### Required task:
In the entries below, identify every line with the string "Group" and copy it.

### Source records:
........
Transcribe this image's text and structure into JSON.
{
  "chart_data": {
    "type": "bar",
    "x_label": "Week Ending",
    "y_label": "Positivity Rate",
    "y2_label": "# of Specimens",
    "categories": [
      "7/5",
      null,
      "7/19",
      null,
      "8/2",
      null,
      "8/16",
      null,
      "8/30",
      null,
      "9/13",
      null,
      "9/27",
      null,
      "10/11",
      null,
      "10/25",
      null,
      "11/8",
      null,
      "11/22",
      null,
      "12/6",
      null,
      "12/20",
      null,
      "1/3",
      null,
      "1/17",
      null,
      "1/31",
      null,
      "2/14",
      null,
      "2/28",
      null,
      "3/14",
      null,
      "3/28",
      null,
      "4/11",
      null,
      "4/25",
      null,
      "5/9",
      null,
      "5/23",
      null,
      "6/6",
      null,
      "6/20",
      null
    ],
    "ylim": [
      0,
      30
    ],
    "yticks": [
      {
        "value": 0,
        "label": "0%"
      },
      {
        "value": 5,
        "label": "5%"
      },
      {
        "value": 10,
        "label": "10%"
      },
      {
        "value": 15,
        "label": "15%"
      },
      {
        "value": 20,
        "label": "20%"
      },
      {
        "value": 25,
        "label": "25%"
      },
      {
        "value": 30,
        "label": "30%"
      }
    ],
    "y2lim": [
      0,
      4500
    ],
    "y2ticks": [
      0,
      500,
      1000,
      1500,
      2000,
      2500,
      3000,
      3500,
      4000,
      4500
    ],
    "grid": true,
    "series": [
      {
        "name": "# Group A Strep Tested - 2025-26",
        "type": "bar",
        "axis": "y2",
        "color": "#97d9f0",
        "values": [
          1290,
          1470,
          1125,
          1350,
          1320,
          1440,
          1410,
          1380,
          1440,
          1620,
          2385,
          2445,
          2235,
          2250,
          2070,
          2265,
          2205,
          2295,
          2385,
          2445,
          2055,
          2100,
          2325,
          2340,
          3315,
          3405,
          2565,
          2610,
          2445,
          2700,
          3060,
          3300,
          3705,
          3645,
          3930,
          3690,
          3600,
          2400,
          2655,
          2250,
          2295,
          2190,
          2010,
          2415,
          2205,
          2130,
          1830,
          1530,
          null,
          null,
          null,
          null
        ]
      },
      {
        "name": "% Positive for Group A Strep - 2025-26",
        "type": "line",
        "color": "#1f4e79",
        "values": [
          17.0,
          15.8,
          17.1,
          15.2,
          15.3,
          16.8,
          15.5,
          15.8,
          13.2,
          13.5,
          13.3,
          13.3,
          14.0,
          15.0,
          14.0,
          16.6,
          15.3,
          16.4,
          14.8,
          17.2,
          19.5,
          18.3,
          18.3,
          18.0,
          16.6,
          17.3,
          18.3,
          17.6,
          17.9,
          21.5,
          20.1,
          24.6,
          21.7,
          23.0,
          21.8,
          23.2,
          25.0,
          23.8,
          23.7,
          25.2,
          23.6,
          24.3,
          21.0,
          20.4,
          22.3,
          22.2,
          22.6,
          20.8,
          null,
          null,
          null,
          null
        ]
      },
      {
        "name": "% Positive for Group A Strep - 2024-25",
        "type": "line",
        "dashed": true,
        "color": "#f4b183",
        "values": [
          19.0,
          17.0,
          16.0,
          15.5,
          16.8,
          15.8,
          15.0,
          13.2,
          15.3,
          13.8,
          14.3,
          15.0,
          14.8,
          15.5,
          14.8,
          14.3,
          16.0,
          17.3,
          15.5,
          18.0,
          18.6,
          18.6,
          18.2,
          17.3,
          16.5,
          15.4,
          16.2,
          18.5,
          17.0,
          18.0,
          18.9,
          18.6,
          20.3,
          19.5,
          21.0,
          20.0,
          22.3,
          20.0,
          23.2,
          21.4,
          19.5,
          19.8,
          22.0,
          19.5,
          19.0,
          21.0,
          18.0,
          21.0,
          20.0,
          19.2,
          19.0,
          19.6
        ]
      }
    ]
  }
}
........
### Expected answer:
        "name": "# Group A Strep Tested - 2025-26",
        "name": "% Positive for Group A Strep - 2025-26",
        "name": "% Positive for Group A Strep - 2024-25",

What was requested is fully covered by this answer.